:: Work to complete ::
Keep only the lines of the listing that include the word "name", and copy them.

------------------------------------------------------------

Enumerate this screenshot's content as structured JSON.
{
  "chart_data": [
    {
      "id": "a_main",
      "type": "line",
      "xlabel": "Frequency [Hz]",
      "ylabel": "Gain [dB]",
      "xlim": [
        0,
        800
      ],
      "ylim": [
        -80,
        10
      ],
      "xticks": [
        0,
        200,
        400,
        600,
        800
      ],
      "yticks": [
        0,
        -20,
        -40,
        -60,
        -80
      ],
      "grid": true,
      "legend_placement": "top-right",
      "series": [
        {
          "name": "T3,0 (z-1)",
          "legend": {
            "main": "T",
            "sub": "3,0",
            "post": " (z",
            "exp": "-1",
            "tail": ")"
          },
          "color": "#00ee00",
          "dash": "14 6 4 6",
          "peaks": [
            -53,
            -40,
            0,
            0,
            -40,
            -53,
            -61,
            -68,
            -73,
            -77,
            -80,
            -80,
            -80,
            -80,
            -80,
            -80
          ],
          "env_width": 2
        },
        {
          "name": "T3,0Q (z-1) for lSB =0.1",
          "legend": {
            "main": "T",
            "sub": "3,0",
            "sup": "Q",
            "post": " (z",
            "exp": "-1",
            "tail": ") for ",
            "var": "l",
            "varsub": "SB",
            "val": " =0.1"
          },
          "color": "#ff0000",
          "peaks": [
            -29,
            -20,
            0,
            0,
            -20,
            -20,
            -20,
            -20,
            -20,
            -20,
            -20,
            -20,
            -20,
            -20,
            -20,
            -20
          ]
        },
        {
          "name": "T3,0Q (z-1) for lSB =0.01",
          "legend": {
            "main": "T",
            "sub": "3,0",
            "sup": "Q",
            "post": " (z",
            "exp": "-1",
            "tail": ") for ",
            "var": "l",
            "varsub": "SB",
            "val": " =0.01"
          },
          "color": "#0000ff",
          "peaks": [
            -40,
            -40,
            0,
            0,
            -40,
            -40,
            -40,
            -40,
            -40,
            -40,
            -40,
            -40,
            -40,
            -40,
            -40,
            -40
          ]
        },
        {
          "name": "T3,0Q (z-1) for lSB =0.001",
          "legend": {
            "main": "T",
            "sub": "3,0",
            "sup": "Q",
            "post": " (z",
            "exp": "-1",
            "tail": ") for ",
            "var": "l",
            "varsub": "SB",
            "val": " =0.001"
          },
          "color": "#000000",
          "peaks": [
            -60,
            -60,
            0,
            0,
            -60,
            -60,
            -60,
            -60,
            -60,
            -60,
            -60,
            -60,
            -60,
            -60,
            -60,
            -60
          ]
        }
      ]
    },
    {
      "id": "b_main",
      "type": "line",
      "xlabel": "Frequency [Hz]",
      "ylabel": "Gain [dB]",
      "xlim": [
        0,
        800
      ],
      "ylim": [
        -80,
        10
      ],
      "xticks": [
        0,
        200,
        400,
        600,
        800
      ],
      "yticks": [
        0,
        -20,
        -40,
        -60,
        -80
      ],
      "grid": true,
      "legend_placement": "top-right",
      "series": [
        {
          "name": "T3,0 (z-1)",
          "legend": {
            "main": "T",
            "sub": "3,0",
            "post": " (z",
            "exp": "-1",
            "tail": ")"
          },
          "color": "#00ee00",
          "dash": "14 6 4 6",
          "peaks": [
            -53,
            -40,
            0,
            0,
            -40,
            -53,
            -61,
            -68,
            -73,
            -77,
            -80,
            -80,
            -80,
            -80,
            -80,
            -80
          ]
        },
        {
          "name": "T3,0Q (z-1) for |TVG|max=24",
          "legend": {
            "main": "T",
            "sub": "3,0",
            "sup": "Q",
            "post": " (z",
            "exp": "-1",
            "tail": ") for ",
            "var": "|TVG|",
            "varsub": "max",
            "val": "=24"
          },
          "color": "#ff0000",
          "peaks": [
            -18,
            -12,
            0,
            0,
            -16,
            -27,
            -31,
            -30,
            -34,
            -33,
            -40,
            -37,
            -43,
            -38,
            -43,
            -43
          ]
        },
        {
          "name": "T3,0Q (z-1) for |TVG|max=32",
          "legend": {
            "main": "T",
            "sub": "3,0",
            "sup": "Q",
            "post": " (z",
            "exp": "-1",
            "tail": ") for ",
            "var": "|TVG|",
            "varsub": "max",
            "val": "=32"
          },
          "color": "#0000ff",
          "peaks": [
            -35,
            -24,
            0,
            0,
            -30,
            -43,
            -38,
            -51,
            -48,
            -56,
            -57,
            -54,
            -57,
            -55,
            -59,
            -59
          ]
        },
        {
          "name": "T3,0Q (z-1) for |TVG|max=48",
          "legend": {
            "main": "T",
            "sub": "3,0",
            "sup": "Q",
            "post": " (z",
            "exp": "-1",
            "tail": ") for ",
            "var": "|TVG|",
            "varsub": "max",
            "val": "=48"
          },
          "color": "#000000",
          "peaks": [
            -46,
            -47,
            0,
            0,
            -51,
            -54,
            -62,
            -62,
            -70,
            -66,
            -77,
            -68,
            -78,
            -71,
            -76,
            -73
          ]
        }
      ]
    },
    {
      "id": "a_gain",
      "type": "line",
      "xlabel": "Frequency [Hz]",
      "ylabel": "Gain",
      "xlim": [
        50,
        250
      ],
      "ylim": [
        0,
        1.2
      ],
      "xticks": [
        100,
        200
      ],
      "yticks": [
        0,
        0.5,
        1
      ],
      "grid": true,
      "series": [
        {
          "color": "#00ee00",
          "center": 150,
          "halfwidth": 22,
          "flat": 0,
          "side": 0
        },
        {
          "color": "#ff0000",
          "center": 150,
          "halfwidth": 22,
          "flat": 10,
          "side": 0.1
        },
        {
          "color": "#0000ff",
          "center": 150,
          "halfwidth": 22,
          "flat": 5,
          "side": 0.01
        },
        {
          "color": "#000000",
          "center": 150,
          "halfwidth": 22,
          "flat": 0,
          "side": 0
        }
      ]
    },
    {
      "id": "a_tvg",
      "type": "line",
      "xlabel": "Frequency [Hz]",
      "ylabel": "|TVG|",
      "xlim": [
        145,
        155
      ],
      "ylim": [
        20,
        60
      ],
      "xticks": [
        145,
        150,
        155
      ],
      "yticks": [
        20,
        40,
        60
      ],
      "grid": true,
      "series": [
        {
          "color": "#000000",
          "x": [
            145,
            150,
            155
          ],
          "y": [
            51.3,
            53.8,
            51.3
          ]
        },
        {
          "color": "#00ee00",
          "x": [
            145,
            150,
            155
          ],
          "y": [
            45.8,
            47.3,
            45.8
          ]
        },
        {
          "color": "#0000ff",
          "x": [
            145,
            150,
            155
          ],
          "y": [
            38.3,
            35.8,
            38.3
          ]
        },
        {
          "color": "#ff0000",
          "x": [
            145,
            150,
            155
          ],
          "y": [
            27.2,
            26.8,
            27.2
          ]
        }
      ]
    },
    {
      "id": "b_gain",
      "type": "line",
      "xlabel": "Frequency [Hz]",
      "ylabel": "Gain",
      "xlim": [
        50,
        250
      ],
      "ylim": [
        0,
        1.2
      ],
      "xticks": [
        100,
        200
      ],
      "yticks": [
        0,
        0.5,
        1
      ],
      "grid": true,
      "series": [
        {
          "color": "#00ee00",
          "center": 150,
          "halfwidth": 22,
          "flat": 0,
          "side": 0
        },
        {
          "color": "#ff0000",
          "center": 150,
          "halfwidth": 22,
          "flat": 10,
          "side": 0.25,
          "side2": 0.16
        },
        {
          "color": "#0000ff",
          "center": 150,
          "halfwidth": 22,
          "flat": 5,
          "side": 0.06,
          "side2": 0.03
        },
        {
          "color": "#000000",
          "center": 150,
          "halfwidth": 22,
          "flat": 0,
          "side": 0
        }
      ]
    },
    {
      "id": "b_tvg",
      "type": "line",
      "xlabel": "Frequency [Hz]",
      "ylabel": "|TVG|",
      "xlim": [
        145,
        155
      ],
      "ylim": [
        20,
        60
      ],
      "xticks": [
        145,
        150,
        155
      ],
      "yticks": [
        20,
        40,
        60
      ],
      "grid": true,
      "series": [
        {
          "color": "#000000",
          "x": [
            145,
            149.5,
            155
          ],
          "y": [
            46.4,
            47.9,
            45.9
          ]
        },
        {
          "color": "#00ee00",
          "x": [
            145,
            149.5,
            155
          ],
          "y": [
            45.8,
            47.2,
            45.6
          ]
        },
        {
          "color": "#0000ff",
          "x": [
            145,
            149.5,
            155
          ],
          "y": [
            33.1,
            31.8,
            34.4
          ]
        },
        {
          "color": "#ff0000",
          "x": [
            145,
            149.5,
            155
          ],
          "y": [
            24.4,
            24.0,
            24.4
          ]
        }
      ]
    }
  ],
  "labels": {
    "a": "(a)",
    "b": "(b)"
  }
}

------------------------------------------------------------

:: Task output ::
          "name": "T3,0 (z-1)",
          "name": "T3,0Q (z-1) for lSB =0.1",
          "name": "T3,0Q (z-1) for lSB =0.01",
          "name": "T3,0Q (z-1) for lSB =0.001",
          "name": "T3,0 (z-1)",
          "name": "T3,0Q (z-1) for |TVG|max=24",
          "name": "T3,0Q (z-1) for |TVG|max=32",
          "name": "T3,0Q (z-1) for |TVG|max=48",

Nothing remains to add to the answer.